WRITTEN EXERCISE:
Reproduce all of the material exactly as shown.

Collected data entries:
+ + + +

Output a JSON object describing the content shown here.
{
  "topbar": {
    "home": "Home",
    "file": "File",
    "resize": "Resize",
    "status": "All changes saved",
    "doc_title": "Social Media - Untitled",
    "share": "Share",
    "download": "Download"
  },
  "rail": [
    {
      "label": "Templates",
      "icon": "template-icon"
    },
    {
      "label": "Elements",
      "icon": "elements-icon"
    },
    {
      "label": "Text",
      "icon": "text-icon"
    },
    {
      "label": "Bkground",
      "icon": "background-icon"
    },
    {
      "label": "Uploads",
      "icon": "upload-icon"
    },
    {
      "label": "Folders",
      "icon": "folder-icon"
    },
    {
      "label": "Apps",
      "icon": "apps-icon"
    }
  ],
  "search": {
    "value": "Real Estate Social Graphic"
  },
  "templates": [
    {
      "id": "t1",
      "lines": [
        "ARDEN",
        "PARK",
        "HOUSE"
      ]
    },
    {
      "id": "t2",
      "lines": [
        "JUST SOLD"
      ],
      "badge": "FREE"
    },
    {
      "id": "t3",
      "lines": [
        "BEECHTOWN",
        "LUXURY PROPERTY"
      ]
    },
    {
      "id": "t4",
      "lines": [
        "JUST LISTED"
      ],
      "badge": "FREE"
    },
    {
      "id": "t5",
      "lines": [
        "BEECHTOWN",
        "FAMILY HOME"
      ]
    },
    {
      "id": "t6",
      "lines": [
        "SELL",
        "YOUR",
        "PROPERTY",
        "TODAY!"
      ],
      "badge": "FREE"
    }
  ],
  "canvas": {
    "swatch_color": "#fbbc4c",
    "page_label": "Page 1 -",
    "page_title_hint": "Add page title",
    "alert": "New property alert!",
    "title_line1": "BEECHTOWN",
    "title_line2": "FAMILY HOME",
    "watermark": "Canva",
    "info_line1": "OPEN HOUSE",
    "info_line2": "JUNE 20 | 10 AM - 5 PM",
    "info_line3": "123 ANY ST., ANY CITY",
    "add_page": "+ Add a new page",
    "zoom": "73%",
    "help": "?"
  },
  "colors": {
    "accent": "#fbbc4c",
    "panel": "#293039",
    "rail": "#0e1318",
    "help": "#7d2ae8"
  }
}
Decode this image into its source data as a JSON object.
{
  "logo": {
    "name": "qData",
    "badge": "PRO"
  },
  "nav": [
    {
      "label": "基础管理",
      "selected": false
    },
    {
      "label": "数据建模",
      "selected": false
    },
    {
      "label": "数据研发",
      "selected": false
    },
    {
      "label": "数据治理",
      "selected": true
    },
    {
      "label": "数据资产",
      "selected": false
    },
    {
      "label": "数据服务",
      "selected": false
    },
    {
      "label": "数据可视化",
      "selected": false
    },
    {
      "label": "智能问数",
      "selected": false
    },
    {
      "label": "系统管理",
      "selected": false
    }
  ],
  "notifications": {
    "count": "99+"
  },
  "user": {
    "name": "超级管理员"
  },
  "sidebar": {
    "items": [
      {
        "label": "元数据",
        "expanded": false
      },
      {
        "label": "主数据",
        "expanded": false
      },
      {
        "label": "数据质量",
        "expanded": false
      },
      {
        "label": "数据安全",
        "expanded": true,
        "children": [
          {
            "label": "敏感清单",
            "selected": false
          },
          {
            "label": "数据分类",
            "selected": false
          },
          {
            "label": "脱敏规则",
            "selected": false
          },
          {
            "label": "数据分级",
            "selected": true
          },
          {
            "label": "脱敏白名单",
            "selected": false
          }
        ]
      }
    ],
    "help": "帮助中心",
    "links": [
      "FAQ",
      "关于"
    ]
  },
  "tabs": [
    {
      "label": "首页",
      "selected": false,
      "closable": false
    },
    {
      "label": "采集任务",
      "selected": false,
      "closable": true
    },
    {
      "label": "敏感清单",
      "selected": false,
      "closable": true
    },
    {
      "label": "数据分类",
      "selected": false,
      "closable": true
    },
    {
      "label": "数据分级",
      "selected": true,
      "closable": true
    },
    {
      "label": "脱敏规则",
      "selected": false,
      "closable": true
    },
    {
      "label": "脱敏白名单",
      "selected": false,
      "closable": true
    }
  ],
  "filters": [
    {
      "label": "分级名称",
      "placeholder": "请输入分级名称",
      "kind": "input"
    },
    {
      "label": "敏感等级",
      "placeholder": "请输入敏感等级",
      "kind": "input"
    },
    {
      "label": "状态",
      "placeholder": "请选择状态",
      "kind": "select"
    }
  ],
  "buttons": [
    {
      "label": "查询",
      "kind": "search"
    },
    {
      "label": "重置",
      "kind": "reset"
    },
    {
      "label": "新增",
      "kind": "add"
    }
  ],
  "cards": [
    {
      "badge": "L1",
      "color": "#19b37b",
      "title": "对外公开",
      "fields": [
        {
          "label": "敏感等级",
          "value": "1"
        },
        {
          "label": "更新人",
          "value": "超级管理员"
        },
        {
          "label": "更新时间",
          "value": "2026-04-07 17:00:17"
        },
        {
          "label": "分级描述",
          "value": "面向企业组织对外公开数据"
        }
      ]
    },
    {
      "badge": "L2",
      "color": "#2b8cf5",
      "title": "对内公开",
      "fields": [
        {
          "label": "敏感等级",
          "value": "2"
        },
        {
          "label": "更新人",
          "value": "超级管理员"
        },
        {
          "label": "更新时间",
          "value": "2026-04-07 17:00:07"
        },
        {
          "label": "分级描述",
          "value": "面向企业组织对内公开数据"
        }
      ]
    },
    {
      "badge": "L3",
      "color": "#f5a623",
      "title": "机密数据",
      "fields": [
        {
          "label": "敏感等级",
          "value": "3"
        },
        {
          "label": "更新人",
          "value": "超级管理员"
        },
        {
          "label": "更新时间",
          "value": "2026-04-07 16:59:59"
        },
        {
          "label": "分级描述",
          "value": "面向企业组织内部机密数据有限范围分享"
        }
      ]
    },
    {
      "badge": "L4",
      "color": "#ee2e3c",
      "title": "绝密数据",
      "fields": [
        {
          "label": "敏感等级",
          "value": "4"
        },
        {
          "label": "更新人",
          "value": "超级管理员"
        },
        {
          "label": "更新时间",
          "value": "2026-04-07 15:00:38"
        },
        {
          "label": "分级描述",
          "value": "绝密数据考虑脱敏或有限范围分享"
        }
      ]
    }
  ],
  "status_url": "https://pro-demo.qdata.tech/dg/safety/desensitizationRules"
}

+ + + +

TASK RESPONSE:
Output a JSON object describing the content shown here.
{
  "topbar": {
    "home": "Home",
    "file": "File",
    "resize": "Resize",
    "status": "All changes saved",
    "doc_title": "Social Media - Untitled",
    "share": "Share",
    "download": "Download"
  },
  "rail": [
    {
      "label": "Templates",
      "icon": "template-icon"
    },
    {
      "label": "Elements",
      "icon": "elements-icon"
    },
    {
      "label": "Text",
      "icon": "text-icon"
    },
    {
      "label": "Bkground",
      "icon": "background-icon"
    },
    {
      "label": "Uploads",
      "icon": "upload-icon"
    },
    {
      "label": "Folders",
      "icon": "folder-icon"
    },
    {
      "label": "Apps",
      "icon": "apps-icon"
    }
  ],
  "search": {
    "value": "Real Estate Social Graphic"
  },
  "templates": [
    {
      "id": "t1",
      "lines": [
        "ARDEN",
        "PARK",
        "HOUSE"
      ]
    },
    {
      "id": "t2",
      "lines": [
        "JUST SOLD"
      ],
      "badge": "FREE"
    },
    {
      "id": "t3",
      "lines": [
        "BEECHTOWN",
        "LUXURY PROPERTY"
      ]
    },
    {
      "id": "t4",
      "lines": [
        "JUST LISTED"
      ],
      "badge": "FREE"
    },
    {
      "id": "t5",
      "lines": [
        "BEECHTOWN",
        "FAMILY HOME"
      ]
    },
    {
      "id": "t6",
      "lines": [
        "SELL",
        "YOUR",
        "PROPERTY",
        "TODAY!"
      ],
      "badge": "FREE"
    }
  ],
  "canvas": {
    "swatch_color": "#fbbc4c",
    "page_label": "Page 1 -",
    "page_title_hint": "Add page title",
    "alert": "New property alert!",
    "title_line1": "BEECHTOWN",
    "title_line2": "FAMILY HOME",
    "watermark": "Canva",
    "info_line1": "OPEN HOUSE",
    "info_line2": "JUNE 20 | 10 AM - 5 PM",
    "info_line3": "123 ANY ST., ANY CITY",
    "add_page": "+ Add a new page",
    "zoom": "73%",
    "help": "?"
  },
  "colors": {
    "accent": "#fbbc4c",
    "panel": "#293039",
    "rail": "#0e1318",
    "help": "#7d2ae8"
  }
}
Decode this image into its source data as a JSON object.
{
  "logo": {
    "name": "qData",
    "badge": "PRO"
  },
  "nav": [
    {
      "label": "基础管理",
      "selected": false
    },
    {
      "label": "数据建模",
      "selected": false
    },
    {
      "label": "数据研发",
      "selected": false
    },
    {
      "label": "数据治理",
      "selected": true
    },
    {
      "label": "数据资产",
      "selected": false
    },
    {
      "label": "数据服务",
      "selected": false
    },
    {
      "label": "数据可视化",
      "selected": false
    },
    {
      "label": "智能问数",
      "selected": false
    },
    {
      "label": "系统管理",
      "selected": false
    }
  ],
  "notifications": {
    "count": "99+"
  },
  "user": {
    "name": "超级管理员"
  },
  "sidebar": {
    "items": [
      {
        "label": "元数据",
        "expanded": false
      },
      {
        "label": "主数据",
        "expanded": false
      },
      {
        "label": "数据质量",
        "expanded": false
      },
      {
        "label": "数据安全",
        "expanded": true,
        "children": [
          {
            "label": "敏感清单",
            "selected": false
          },
          {
            "label": "数据分类",
            "selected": false
          },
          {
            "label": "脱敏规则",
            "selected": false
          },
          {
            "label": "数据分级",
            "selected": true
          },
          {
            "label": "脱敏白名单",
            "selected": false
          }
        ]
      }
    ],
    "help": "帮助中心",
    "links": [
      "FAQ",
      "关于"
    ]
  },
  "tabs": [
    {
      "label": "首页",
      "selected": false,
      "closable": false
    },
    {
      "label": "采集任务",
      "selected": false,
      "closable": true
    },
    {
      "label": "敏感清单",
      "selected": false,
      "closable": true
    },
    {
      "label": "数据分类",
      "selected": false,
      "closable": true
    },
    {
      "label": "数据分级",
      "selected": true,
      "closable": true
    },
    {
      "label": "脱敏规则",
      "selected": false,
      "closable": true
    },
    {
      "label": "脱敏白名单",
      "selected": false,
      "closable": true
    }
  ],
  "filters": [
    {
      "label": "分级名称",
      "placeholder": "请输入分级名称",
      "kind": "input"
    },
    {
      "label": "敏感等级",
      "placeholder": "请输入敏感等级",
      "kind": "input"
    },
    {
      "label": "状态",
      "placeholder": "请选择状态",
      "kind": "select"
    }
  ],
  "buttons": [
    {
      "label": "查询",
      "kind": "search"
    },
    {
      "label": "重置",
      "kind": "reset"
    },
    {
      "label": "新增",
      "kind": "add"
    }
  ],
  "cards": [
    {
      "badge": "L1",
      "color": "#19b37b",
      "title": "对外公开",
      "fields": [
        {
          "label": "敏感等级",
          "value": "1"
        },
        {
          "label": "更新人",
          "value": "超级管理员"
        },
        {
          "label": "更新时间",
          "value": "2026-04-07 17:00:17"
        },
        {
          "label": "分级描述",
          "value": "面向企业组织对外公开数据"
        }
      ]
    },
    {
      "badge": "L2",
      "color": "#2b8cf5",
      "title": "对内公开",
      "fields": [
        {
          "label": "敏感等级",
          "value": "2"
        },
        {
          "label": "更新人",
          "value": "超级管理员"
        },
        {
          "label": "更新时间",
          "value": "2026-04-07 17:00:07"
        },
        {
          "label": "分级描述",
          "value": "面向企业组织对内公开数据"
        }
      ]
    },
    {
      "badge": "L3",
      "color": "#f5a623",
      "title": "机密数据",
      "fields": [
        {
          "label": "敏感等级",
          "value": "3"
        },
        {
          "label": "更新人",
          "value": "超级管理员"
        },
        {
          "label": "更新时间",
          "value": "2026-04-07 16:59:59"
        },
        {
          "label": "分级描述",
          "value": "面向企业组织内部机密数据有限范围分享"
        }
      ]
    },
    {
      "badge": "L4",
      "color": "#ee2e3c",
      "title": "绝密数据",
      "fields": [
        {
          "label": "敏感等级",
          "value": "4"
        },
        {
          "label": "更新人",
          "value": "超级管理员"
        },
        {
          "label": "更新时间",
          "value": "2026-04-07 15:00:38"
        },
        {
          "label": "分级描述",
          "value": "绝密数据考虑脱敏或有限范围分享"
        }
      ]
    }
  ],
  "status_url": "https://pro-demo.qdata.tech/dg/safety/desensitizationRules"
}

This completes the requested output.